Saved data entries
────────────────

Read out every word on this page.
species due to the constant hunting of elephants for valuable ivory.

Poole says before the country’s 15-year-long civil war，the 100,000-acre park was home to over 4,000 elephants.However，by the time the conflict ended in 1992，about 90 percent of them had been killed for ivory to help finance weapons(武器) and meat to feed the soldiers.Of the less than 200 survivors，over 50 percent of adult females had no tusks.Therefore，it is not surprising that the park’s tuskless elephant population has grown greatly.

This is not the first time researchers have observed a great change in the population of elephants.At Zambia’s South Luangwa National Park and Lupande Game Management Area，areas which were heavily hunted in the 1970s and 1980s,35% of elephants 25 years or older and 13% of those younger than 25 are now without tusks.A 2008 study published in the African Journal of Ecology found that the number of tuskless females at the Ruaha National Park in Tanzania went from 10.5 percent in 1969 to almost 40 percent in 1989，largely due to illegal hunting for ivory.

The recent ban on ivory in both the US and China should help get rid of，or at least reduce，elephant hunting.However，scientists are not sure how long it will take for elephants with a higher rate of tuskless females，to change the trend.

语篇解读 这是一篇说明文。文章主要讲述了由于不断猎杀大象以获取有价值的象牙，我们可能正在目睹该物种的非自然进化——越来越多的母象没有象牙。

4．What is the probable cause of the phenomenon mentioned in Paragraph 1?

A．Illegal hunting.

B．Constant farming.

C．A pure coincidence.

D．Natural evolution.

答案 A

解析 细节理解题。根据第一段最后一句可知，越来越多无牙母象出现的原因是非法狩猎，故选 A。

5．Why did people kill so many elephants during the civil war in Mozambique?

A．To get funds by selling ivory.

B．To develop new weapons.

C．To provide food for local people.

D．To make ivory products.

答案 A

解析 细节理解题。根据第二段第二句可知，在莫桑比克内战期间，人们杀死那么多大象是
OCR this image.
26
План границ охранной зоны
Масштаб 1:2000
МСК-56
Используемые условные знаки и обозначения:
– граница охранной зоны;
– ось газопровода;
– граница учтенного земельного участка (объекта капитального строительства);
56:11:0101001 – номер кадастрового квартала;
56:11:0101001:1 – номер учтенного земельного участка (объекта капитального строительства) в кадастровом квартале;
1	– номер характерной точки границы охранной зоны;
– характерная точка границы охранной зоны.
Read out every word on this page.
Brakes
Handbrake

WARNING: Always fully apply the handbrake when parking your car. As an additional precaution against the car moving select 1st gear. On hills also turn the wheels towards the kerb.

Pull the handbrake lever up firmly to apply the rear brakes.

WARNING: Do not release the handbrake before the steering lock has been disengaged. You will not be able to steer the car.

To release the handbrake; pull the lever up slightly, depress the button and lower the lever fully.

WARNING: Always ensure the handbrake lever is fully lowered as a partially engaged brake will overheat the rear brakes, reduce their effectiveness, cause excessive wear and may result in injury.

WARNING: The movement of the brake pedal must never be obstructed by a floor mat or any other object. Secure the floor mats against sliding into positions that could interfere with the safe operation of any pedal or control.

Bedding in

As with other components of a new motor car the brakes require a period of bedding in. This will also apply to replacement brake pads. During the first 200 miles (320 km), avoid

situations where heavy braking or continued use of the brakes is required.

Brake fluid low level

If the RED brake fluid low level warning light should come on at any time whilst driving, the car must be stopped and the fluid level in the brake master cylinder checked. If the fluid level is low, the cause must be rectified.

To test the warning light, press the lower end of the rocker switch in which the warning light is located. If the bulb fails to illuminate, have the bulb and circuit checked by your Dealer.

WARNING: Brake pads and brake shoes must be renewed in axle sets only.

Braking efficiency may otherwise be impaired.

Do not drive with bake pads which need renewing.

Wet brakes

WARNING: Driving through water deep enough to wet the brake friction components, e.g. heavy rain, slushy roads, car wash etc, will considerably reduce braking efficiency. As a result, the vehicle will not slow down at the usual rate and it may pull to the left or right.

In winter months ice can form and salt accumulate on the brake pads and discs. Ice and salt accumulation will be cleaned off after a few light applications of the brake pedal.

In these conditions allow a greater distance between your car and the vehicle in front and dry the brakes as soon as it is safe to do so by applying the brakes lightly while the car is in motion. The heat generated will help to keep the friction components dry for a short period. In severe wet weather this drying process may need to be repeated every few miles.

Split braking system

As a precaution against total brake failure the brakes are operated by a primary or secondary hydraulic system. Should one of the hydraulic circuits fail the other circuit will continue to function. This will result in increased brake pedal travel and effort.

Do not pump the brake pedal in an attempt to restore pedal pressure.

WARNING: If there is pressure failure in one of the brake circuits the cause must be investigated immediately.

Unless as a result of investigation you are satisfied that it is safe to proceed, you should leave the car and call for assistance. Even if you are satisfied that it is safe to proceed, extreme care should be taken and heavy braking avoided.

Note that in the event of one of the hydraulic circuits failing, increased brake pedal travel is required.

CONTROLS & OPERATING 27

────────────────

(Request): Write out the records shown above, exactly as they appear.

(Task solution):
Read out every word on this page.
species due to the constant hunting of elephants for valuable ivory.

Poole says before the country’s 15-year-long civil war，the 100,000-acre park was home to over 4,000 elephants.However，by the time the conflict ended in 1992，about 90 percent of them had been killed for ivory to help finance weapons(武器) and meat to feed the soldiers.Of the less than 200 survivors，over 50 percent of adult females had no tusks.Therefore，it is not surprising that the park’s tuskless elephant population has grown greatly.

This is not the first time researchers have observed a great change in the population of elephants.At Zambia’s South Luangwa National Park and Lupande Game Management Area，areas which were heavily hunted in the 1970s and 1980s,35% of elephants 25 years or older and 13% of those younger than 25 are now without tusks.A 2008 study published in the African Journal of Ecology found that the number of tuskless females at the Ruaha National Park in Tanzania went from 10.5 percent in 1969 to almost 40 percent in 1989，largely due to illegal hunting for ivory.

The recent ban on ivory in both the US and China should help get rid of，or at least reduce，elephant hunting.However，scientists are not sure how long it will take for elephants with a higher rate of tuskless females，to change the trend.

语篇解读 这是一篇说明文。文章主要讲述了由于不断猎杀大象以获取有价值的象牙，我们可能正在目睹该物种的非自然进化——越来越多的母象没有象牙。

4．What is the probable cause of the phenomenon mentioned in Paragraph 1?

A．Illegal hunting.

B．Constant farming.

C．A pure coincidence.

D．Natural evolution.

答案 A

解析 细节理解题。根据第一段最后一句可知，越来越多无牙母象出现的原因是非法狩猎，故选 A。

5．Why did people kill so many elephants during the civil war in Mozambique?

A．To get funds by selling ivory.

B．To develop new weapons.

C．To provide food for local people.

D．To make ivory products.

答案 A

解析 细节理解题。根据第二段第二句可知，在莫桑比克内战期间，人们杀死那么多大象是
OCR this image.
26
План границ охранной зоны
Масштаб 1:2000
МСК-56
Используемые условные знаки и обозначения:
– граница охранной зоны;
– ось газопровода;
– граница учтенного земельного участка (объекта капитального строительства);
56:11:0101001 – номер кадастрового квартала;
56:11:0101001:1 – номер учтенного земельного участка (объекта капитального строительства) в кадастровом квартале;
1	– номер характерной точки границы охранной зоны;
– характерная точка границы охранной зоны.
Read out every word on this page.
Brakes
Handbrake

WARNING: Always fully apply the handbrake when parking your car. As an additional precaution against the car moving select 1st gear. On hills also turn the wheels towards the kerb.

Pull the handbrake lever up firmly to apply the rear brakes.

WARNING: Do not release the handbrake before the steering lock has been disengaged. You will not be able to steer the car.

To release the handbrake; pull the lever up slightly, depress the button and lower the lever fully.

WARNING: Always ensure the handbrake lever is fully lowered as a partially engaged brake will overheat the rear brakes, reduce their effectiveness, cause excessive wear and may result in injury.

WARNING: The movement of the brake pedal must never be obstructed by a floor mat or any other object. Secure the floor mats against sliding into positions that could interfere with the safe operation of any pedal or control.

Bedding in

As with other components of a new motor car the brakes require a period of bedding in. This will also apply to replacement brake pads. During the first 200 miles (320 km), avoid

situations where heavy braking or continued use of the brakes is required.

Brake fluid low level

If the RED brake fluid low level warning light should come on at any time whilst driving, the car must be stopped and the fluid level in the brake master cylinder checked. If the fluid level is low, the cause must be rectified.

To test the warning light, press the lower end of the rocker switch in which the warning light is located. If the bulb fails to illuminate, have the bulb and circuit checked by your Dealer.

WARNING: Brake pads and brake shoes must be renewed in axle sets only.

Braking efficiency may otherwise be impaired.

Do not drive with bake pads which need renewing.

Wet brakes

WARNING: Driving through water deep enough to wet the brake friction components, e.g. heavy rain, slushy roads, car wash etc, will considerably reduce braking efficiency. As a result, the vehicle will not slow down at the usual rate and it may pull to the left or right.

In winter months ice can form and salt accumulate on the brake pads and discs. Ice and salt accumulation will be cleaned off after a few light applications of the brake pedal.

In these conditions allow a greater distance between your car and the vehicle in front and dry the brakes as soon as it is safe to do so by applying the brakes lightly while the car is in motion. The heat generated will help to keep the friction components dry for a short period. In severe wet weather this drying process may need to be repeated every few miles.

Split braking system

As a precaution against total brake failure the brakes are operated by a primary or secondary hydraulic system. Should one of the hydraulic circuits fail the other circuit will continue to function. This will result in increased brake pedal travel and effort.

Do not pump the brake pedal in an attempt to restore pedal pressure.

WARNING: If there is pressure failure in one of the brake circuits the cause must be investigated immediately.

Unless as a result of investigation you are satisfied that it is safe to proceed, you should leave the car and call for assistance. Even if you are satisfied that it is safe to proceed, extreme care should be taken and heavy braking avoided.

Note that in the event of one of the hydraulic circuits failing, increased brake pedal travel is required.

CONTROLS & OPERATING 27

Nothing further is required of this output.